§ Aim:
Reproduce every entry exactly and leave its pictures out.

══ Stored records ══

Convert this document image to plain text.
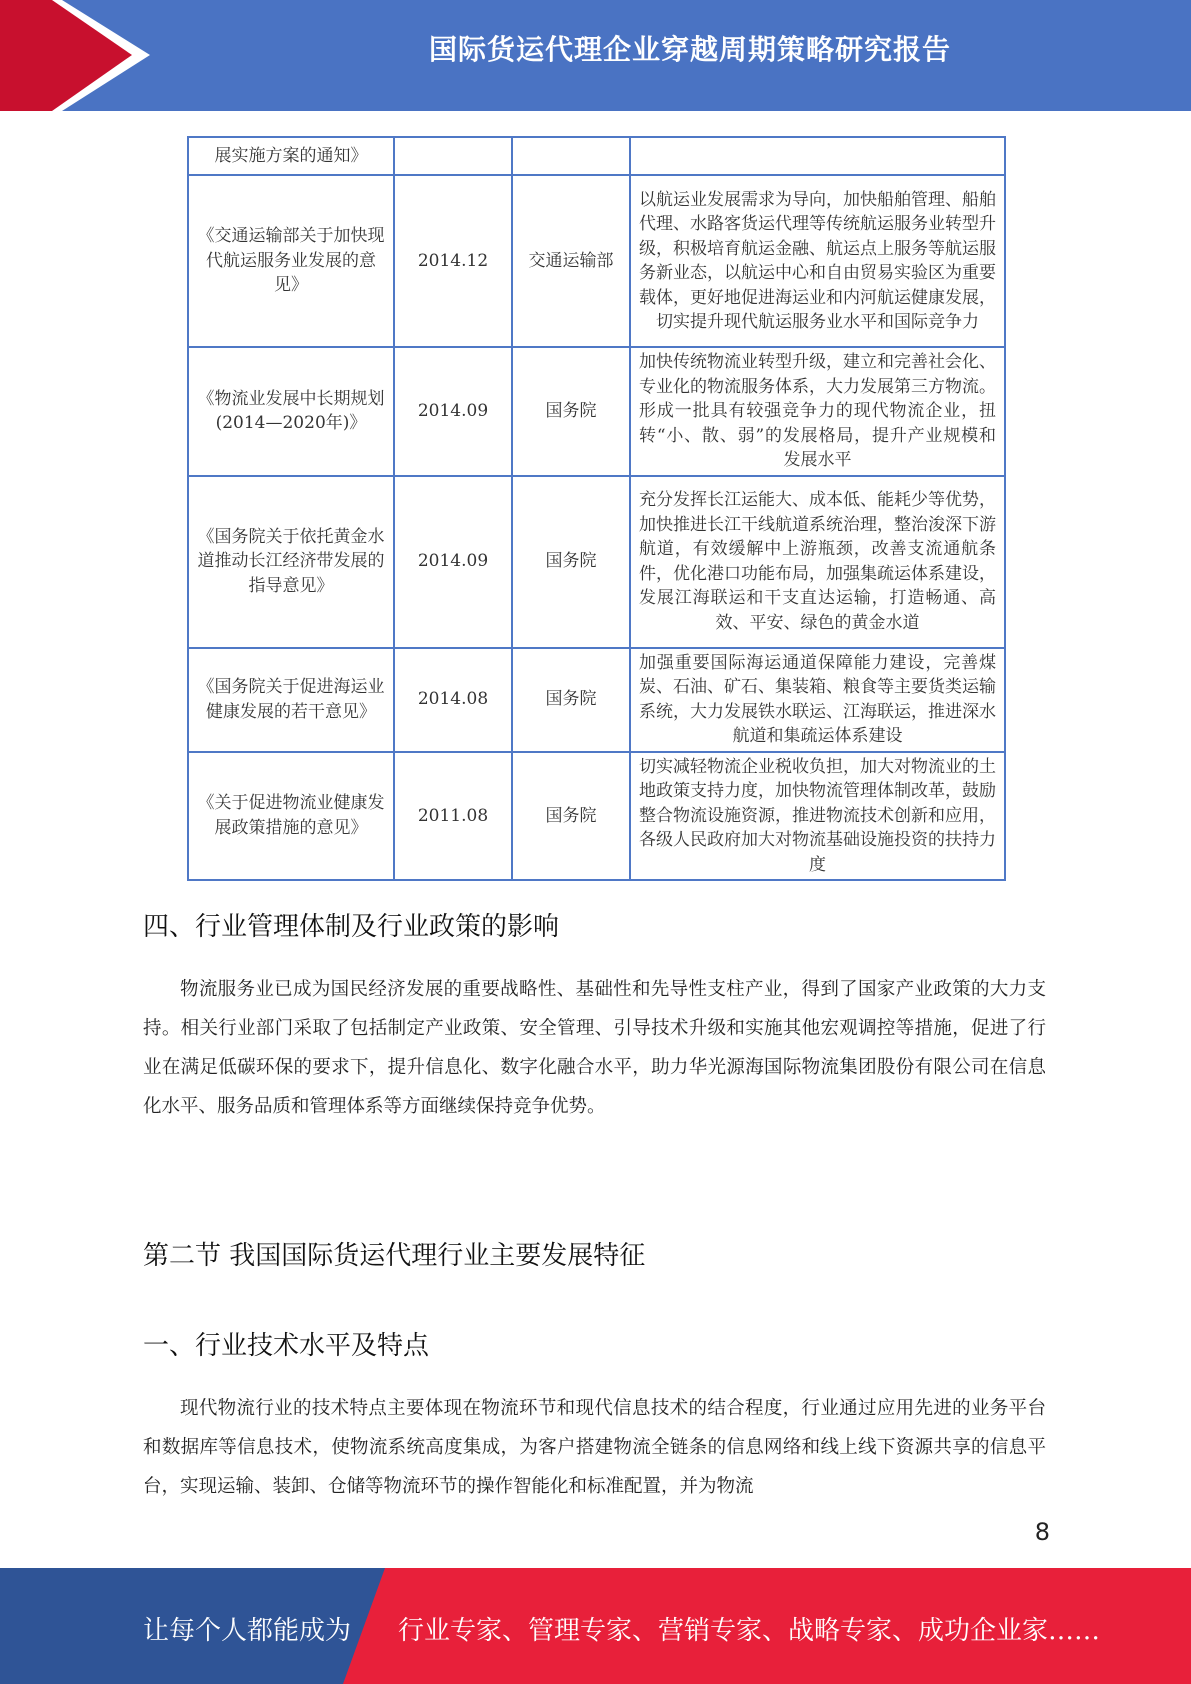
国际货运代理企业穿越周期策略研究报告
展实施方案的通知》			
《交通运输部关于加快现代航运服务业发展的意见》	2014.12	交通运输部	以航运业发展需求为导向，加快船舶管理、船舶代理、水路客货运代理等传统航运服务业转型升级，积极培育航运金融、航运点上服务等航运服务新业态，以航运中心和自由贸易实验区为重要载体，更好地促进海运业和内河航运健康发展，切实提升现代航运服务业水平和国际竞争力
《物流业发展中长期规划(2014—2020年)》	2014.09	国务院	加快传统物流业转型升级，建立和完善社会化、专业化的物流服务体系，大力发展第三方物流。形成一批具有较强竞争力的现代物流企业，扭转“小、散、弱”的发展格局，提升产业规模和发展水平
《国务院关于依托黄金水道推动长江经济带发展的指导意见》	2014.09	国务院	充分发挥长江运能大、成本低、能耗少等优势，加快推进长江干线航道系统治理，整治浚深下游航道，有效缓解中上游瓶颈，改善支流通航条件，优化港口功能布局，加强集疏运体系建设，发展江海联运和干支直达运输，打造畅通、高效、平安、绿色的黄金水道
《国务院关于促进海运业健康发展的若干意见》	2014.08	国务院	加强重要国际海运通道保障能力建设，完善煤炭、石油、矿石、集装箱、粮食等主要货类运输系统，大力发展铁水联运、江海联运，推进深水航道和集疏运体系建设
《关于促进物流业健康发展政策措施的意见》	2011.08	国务院	切实减轻物流企业税收负担，加大对物流业的土地政策支持力度，加快物流管理体制改革，鼓励整合物流设施资源，推进物流技术创新和应用，各级人民政府加大对物流基础设施投资的扶持力度
四、行业管理体制及行业政策的影响

物流服务业已成为国民经济发展的重要战略性、基础性和先导性支柱产业，得到了国家产业政策的大力支持。相关行业部门采取了包括制定产业政策、安全管理、引导技术升级和实施其他宏观调控等措施，促进了行业在满足低碳环保的要求下，提升信息化、数字化融合水平，助力华光源海国际物流集团股份有限公司在信息化水平、服务品质和管理体系等方面继续保持竞争优势。

第二节 我国国际货运代理行业主要发展特征
一、行业技术水平及特点

现代物流行业的技术特点主要体现在物流环节和现代信息技术的结合程度，行业通过应用先进的业务平台和数据库等信息技术，使物流系统高度集成，为客户搭建物流全链条的信息网络和线上线下资源共享的信息平台，实现运输、装卸、仓储等物流环节的操作智能化和标准配置，并为物流

8
让每个人都能成为 行业专家、管理专家、营销专家、战略专家、成功企业家……
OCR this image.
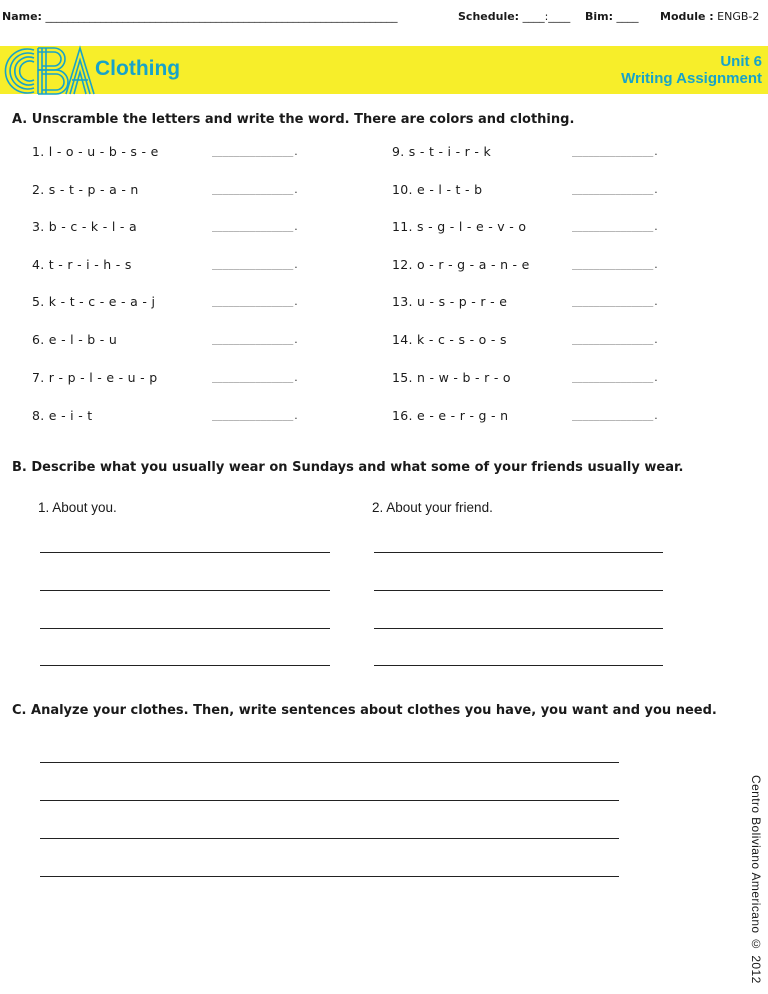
Name: ________________________________________________________________	Schedule: ____:____ Bim: ____ Module : ENGB-2
Clothing	Unit 6
Writing Assignment
A. Unscramble the letters and write the word. There are colors and clothing.
1. l - o - u - b - s - e	_______________.
2. s - t - p - a - n	_______________.
3. b - c - k - l - a	_______________.
4. t - r - i - h - s	_______________.
5. k - t - c - e - a - j	_______________.
6. e - l - b - u	_______________.
7. r - p - l - e - u - p	_______________.
8. e - i - t	_______________.
9. s - t - i - r - k	_______________.
10. e - l - t - b	_______________.
11. s - g - l - e - v - o	_______________.
12. o - r - g - a - n - e	_______________.
13. u - s - p - r - e	_______________.
14. k - c - s - o - s	_______________.
15. n - w - b - r - o	_______________.
16. e - e - r - g - n	_______________.
B. Describe what you usually wear on Sundays and what some of your friends usually wear.
1. About you.	2. About your friend.
C. Analyze your clothes. Then, write sentences about clothes you have, you want and you need.
Centro Boliviano Americano © 2012
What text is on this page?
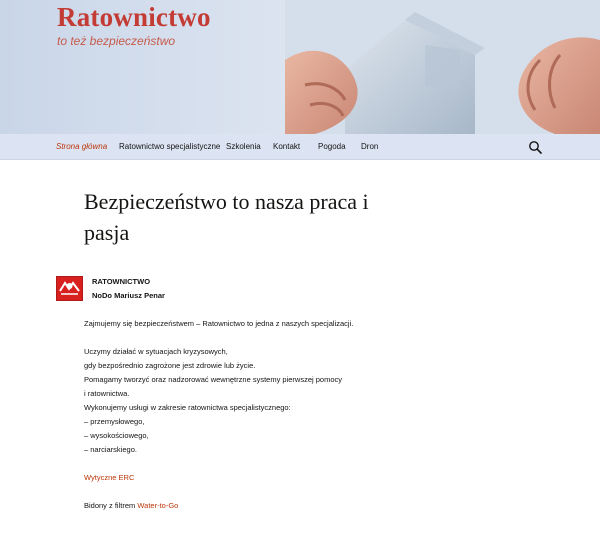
Ratownictwo
to też bezpieczeństwo
Strona główna Ratownictwo specjalistyczne Szkolenia Kontakt Pogoda Dron
Bezpieczeństwo to nasza praca i pasja
RATOWNICTWO
NoDo Mariusz Penar
Zajmujemy się bezpieczeństwem – Ratownictwo to jedna z naszych specjalizacji.
Uczymy działać w sytuacjach kryzysowych,
gdy bezpośrednio zagrożone jest zdrowie lub życie.
Pomagamy tworzyć oraz nadzorować wewnętrzne systemy pierwszej pomocy
i ratownictwa.
Wykonujemy usługi w zakresie ratownictwa specjalistycznego:
– przemysłowego,
– wysokościowego,
– narciarskiego.
Wytyczne ERC
Bidony z filtrem Water-to-Go
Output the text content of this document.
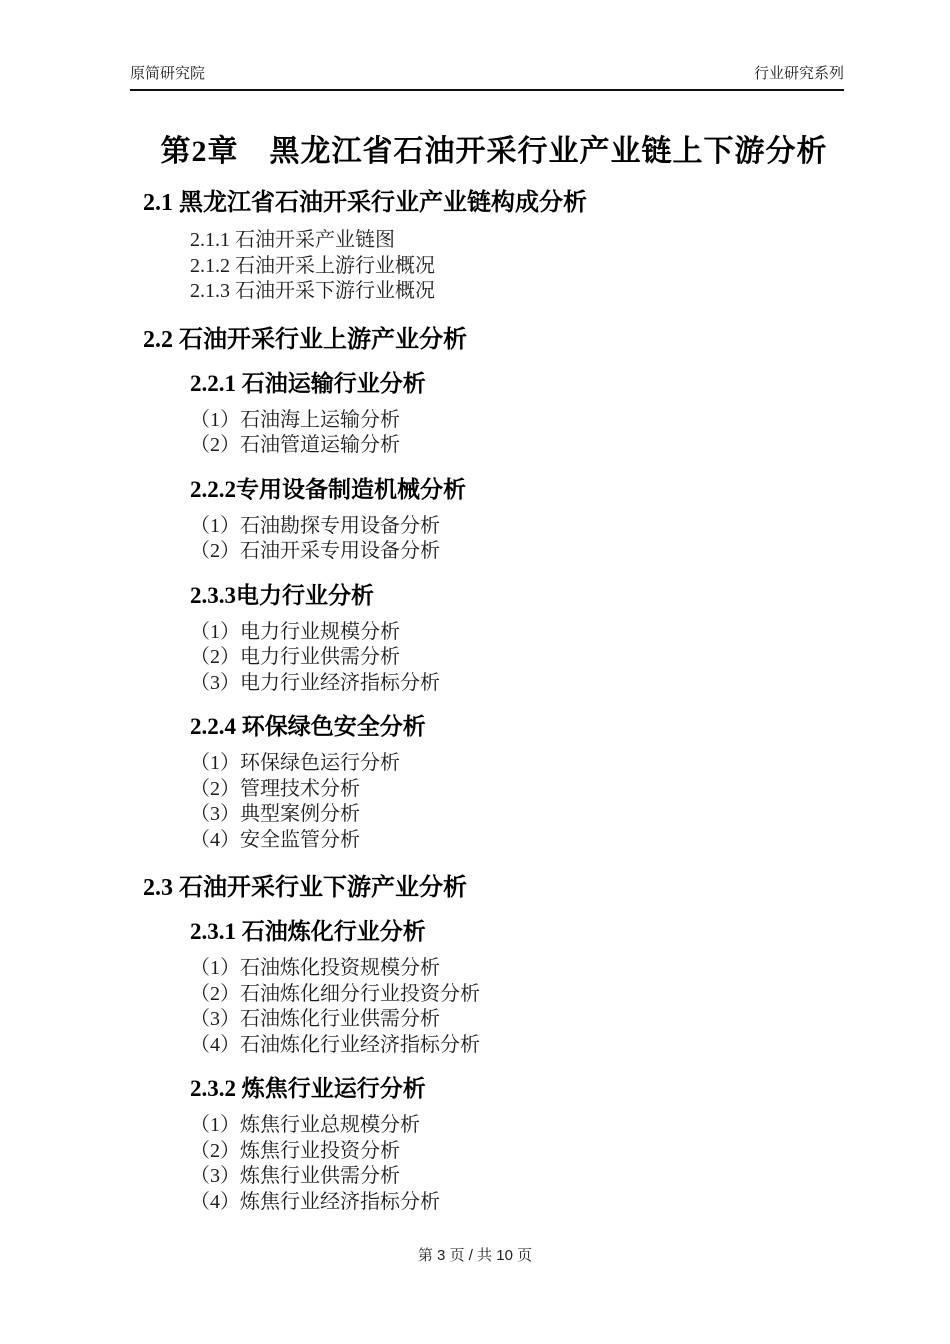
原简研究院	行业研究系列
第2章　黑龙江省石油开采行业产业链上下游分析
2.1 黑龙江省石油开采行业产业链构成分析
2.1.1 石油开采产业链图
2.1.2 石油开采上游行业概况
2.1.3 石油开采下游行业概况
2.2 石油开采行业上游产业分析
2.2.1 石油运输行业分析
（1）石油海上运输分析
（2）石油管道运输分析
2.2.2专用设备制造机械分析
（1）石油勘探专用设备分析
（2）石油开采专用设备分析
2.3.3电力行业分析
（1）电力行业规模分析
（2）电力行业供需分析
（3）电力行业经济指标分析
2.2.4 环保绿色安全分析
（1）环保绿色运行分析
（2）管理技术分析
（3）典型案例分析
（4）安全监管分析
2.3 石油开采行业下游产业分析
2.3.1 石油炼化行业分析
（1）石油炼化投资规模分析
（2）石油炼化细分行业投资分析
（3）石油炼化行业供需分析
（4）石油炼化行业经济指标分析
2.3.2 炼焦行业运行分析
（1）炼焦行业总规模分析
（2）炼焦行业投资分析
（3）炼焦行业供需分析
（4）炼焦行业经济指标分析
第 3 页 / 共 10 页
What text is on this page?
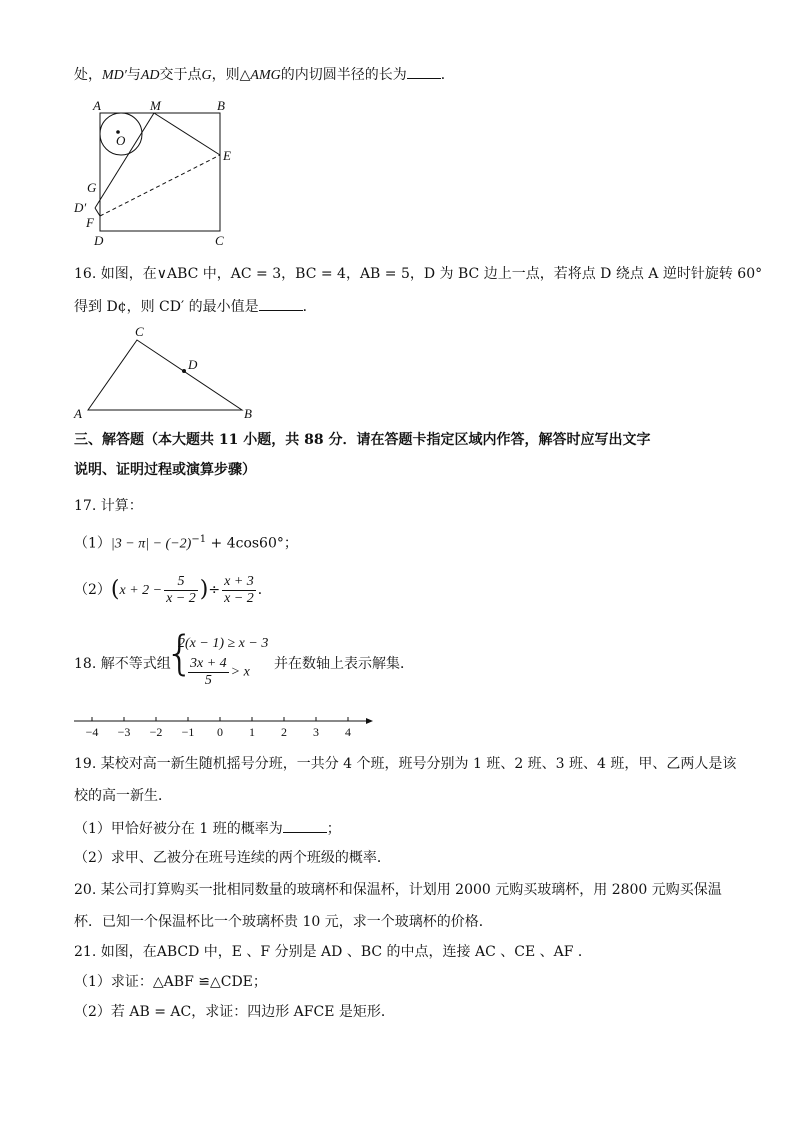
处，MD′与AD交于点G，则△AMG的内切圆半径的长为 ．
A	M	B
O
E
G
D′
F
D	C
16. 如图，在∨ABC 中，AC = 3，BC = 4，AB = 5，D 为 BC 边上一点，若将点 D 绕点 A 逆时针旋转 60°
得到 D¢，则 CD′ 的最小值是	．
C
D
A	B
三、解答题（本大题共 11 小题，共 88 分．请在答题卡指定区域内作答，解答时应写出文字
说明、证明过程或演算步骤）
17. 计算：
$(1)|3 - \pi| - (-2)^{-1} + 4\cos 60^\circ$；
$(2)(x + 2 - \frac{5}{x - 2}$ )÷ $\frac{x + 3}{x - 2}$ ．
18. 解不等式组
{
2(x − 1) ≥ x − 3
$\frac{3x + 4}{5} > x$
并在数轴上表示解集．
−4 −3 −2 −1 0 1 2 3 4
19. 某校对高一新生随机摇号分班，一共分 4 个班，班号分别为 1 班、2 班、3 班、4 班，甲、乙两人是该
校的高一新生．
（1）甲恰好被分在 1 班的概率为	；
（2）求甲、乙被分在班号连续的两个班级的概率．
20. 某公司打算购买一批相同数量的玻璃杯和保温杯，计划用 2000 元购买玻璃杯，用 2800 元购买保温
杯．已知一个保温杯比一个玻璃杯贵 10 元，求一个玻璃杯的价格．
21. 如图，在ABCD 中，E 、F 分别是 AD 、BC 的中点，连接 AC 、CE 、AF ．
（1）求证：△ABF ≌△CDE；
（2）若 AB = AC，求证：四边形 AFCE 是矩形．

═══

§ Output below:
Convert this document image to plain text.
国际货运代理企业穿越周期策略研究报告
展实施方案的通知》			
《交通运输部关于加快现代航运服务业发展的意见》	2014.12	交通运输部	以航运业发展需求为导向，加快船舶管理、船舶代理、水路客货运代理等传统航运服务业转型升级，积极培育航运金融、航运点上服务等航运服务新业态，以航运中心和自由贸易实验区为重要载体，更好地促进海运业和内河航运健康发展，切实提升现代航运服务业水平和国际竞争力
《物流业发展中长期规划(2014—2020年)》	2014.09	国务院	加快传统物流业转型升级，建立和完善社会化、专业化的物流服务体系，大力发展第三方物流。形成一批具有较强竞争力的现代物流企业，扭转“小、散、弱”的发展格局，提升产业规模和发展水平
《国务院关于依托黄金水道推动长江经济带发展的指导意见》	2014.09	国务院	充分发挥长江运能大、成本低、能耗少等优势，加快推进长江干线航道系统治理，整治浚深下游航道，有效缓解中上游瓶颈，改善支流通航条件，优化港口功能布局，加强集疏运体系建设，发展江海联运和干支直达运输，打造畅通、高效、平安、绿色的黄金水道
《国务院关于促进海运业健康发展的若干意见》	2014.08	国务院	加强重要国际海运通道保障能力建设，完善煤炭、石油、矿石、集装箱、粮食等主要货类运输系统，大力发展铁水联运、江海联运，推进深水航道和集疏运体系建设
《关于促进物流业健康发展政策措施的意见》	2011.08	国务院	切实减轻物流企业税收负担，加大对物流业的土地政策支持力度，加快物流管理体制改革，鼓励整合物流设施资源，推进物流技术创新和应用，各级人民政府加大对物流基础设施投资的扶持力度
四、行业管理体制及行业政策的影响

物流服务业已成为国民经济发展的重要战略性、基础性和先导性支柱产业，得到了国家产业政策的大力支持。相关行业部门采取了包括制定产业政策、安全管理、引导技术升级和实施其他宏观调控等措施，促进了行业在满足低碳环保的要求下，提升信息化、数字化融合水平，助力华光源海国际物流集团股份有限公司在信息化水平、服务品质和管理体系等方面继续保持竞争优势。

第二节 我国国际货运代理行业主要发展特征
一、行业技术水平及特点

现代物流行业的技术特点主要体现在物流环节和现代信息技术的结合程度，行业通过应用先进的业务平台和数据库等信息技术，使物流系统高度集成，为客户搭建物流全链条的信息网络和线上线下资源共享的信息平台，实现运输、装卸、仓储等物流环节的操作智能化和标准配置，并为物流

8
让每个人都能成为 行业专家、管理专家、营销专家、战略专家、成功企业家……
OCR this image.
Name: ________________________________________________________________	Schedule: ____:____ Bim: ____ Module : ENGB-2
Clothing	Unit 6
Writing Assignment
A. Unscramble the letters and write the word. There are colors and clothing.
1. l - o - u - b - s - e	_______________.
2. s - t - p - a - n	_______________.
3. b - c - k - l - a	_______________.
4. t - r - i - h - s	_______________.
5. k - t - c - e - a - j	_______________.
6. e - l - b - u	_______________.
7. r - p - l - e - u - p	_______________.
8. e - i - t	_______________.
9. s - t - i - r - k	_______________.
10. e - l - t - b	_______________.
11. s - g - l - e - v - o	_______________.
12. o - r - g - a - n - e	_______________.
13. u - s - p - r - e	_______________.
14. k - c - s - o - s	_______________.
15. n - w - b - r - o	_______________.
16. e - e - r - g - n	_______________.
B. Describe what you usually wear on Sundays and what some of your friends usually wear.
1. About you.	2. About your friend.
C. Analyze your clothes. Then, write sentences about clothes you have, you want and you need.
Centro Boliviano Americano © 2012
What text is on this page?
Ratownictwo
to też bezpieczeństwo
Strona główna Ratownictwo specjalistyczne Szkolenia Kontakt Pogoda Dron
Bezpieczeństwo to nasza praca i pasja
RATOWNICTWO
NoDo Mariusz Penar
Zajmujemy się bezpieczeństwem – Ratownictwo to jedna z naszych specjalizacji.
Uczymy działać w sytuacjach kryzysowych,
gdy bezpośrednio zagrożone jest zdrowie lub życie.
Pomagamy tworzyć oraz nadzorować wewnętrzne systemy pierwszej pomocy
i ratownictwa.
Wykonujemy usługi w zakresie ratownictwa specjalistycznego:
– przemysłowego,
– wysokościowego,
– narciarskiego.
Wytyczne ERC
Bidony z filtrem Water-to-Go
Output the text content of this document.
原简研究院	行业研究系列
第2章　黑龙江省石油开采行业产业链上下游分析
2.1 黑龙江省石油开采行业产业链构成分析
2.1.1 石油开采产业链图
2.1.2 石油开采上游行业概况
2.1.3 石油开采下游行业概况
2.2 石油开采行业上游产业分析
2.2.1 石油运输行业分析
（1）石油海上运输分析
（2）石油管道运输分析
2.2.2专用设备制造机械分析
（1）石油勘探专用设备分析
（2）石油开采专用设备分析
2.3.3电力行业分析
（1）电力行业规模分析
（2）电力行业供需分析
（3）电力行业经济指标分析
2.2.4 环保绿色安全分析
（1）环保绿色运行分析
（2）管理技术分析
（3）典型案例分析
（4）安全监管分析
2.3 石油开采行业下游产业分析
2.3.1 石油炼化行业分析
（1）石油炼化投资规模分析
（2）石油炼化细分行业投资分析
（3）石油炼化行业供需分析
（4）石油炼化行业经济指标分析
2.3.2 炼焦行业运行分析
（1）炼焦行业总规模分析
（2）炼焦行业投资分析
（3）炼焦行业供需分析
（4）炼焦行业经济指标分析
第 3 页 / 共 10 页
What text is on this page?
处，MD′与AD交于点G，则△AMG的内切圆半径的长为 ．
A	M	B
O
E
G
D′
F
D	C
16. 如图，在∨ABC 中，AC = 3，BC = 4，AB = 5，D 为 BC 边上一点，若将点 D 绕点 A 逆时针旋转 60°
得到 D¢，则 CD′ 的最小值是	．
C
D
A	B
三、解答题（本大题共 11 小题，共 88 分．请在答题卡指定区域内作答，解答时应写出文字
说明、证明过程或演算步骤）
17. 计算：
$(1)|3 - \pi| - (-2)^{-1} + 4\cos 60^\circ$；
$(2)(x + 2 - \frac{5}{x - 2}$ )÷ $\frac{x + 3}{x - 2}$ ．
18. 解不等式组
{
2(x − 1) ≥ x − 3
$\frac{3x + 4}{5} > x$
并在数轴上表示解集．
−4 −3 −2 −1 0 1 2 3 4
19. 某校对高一新生随机摇号分班，一共分 4 个班，班号分别为 1 班、2 班、3 班、4 班，甲、乙两人是该
校的高一新生．
（1）甲恰好被分在 1 班的概率为	；
（2）求甲、乙被分在班号连续的两个班级的概率．
20. 某公司打算购买一批相同数量的玻璃杯和保温杯，计划用 2000 元购买玻璃杯，用 2800 元购买保温
杯．已知一个保温杯比一个玻璃杯贵 10 元，求一个玻璃杯的价格．
21. 如图，在ABCD 中，E 、F 分别是 AD 、BC 的中点，连接 AC 、CE 、AF ．
（1）求证：△ABF ≌△CDE；
（2）若 AB = AC，求证：四边形 AFCE 是矩形．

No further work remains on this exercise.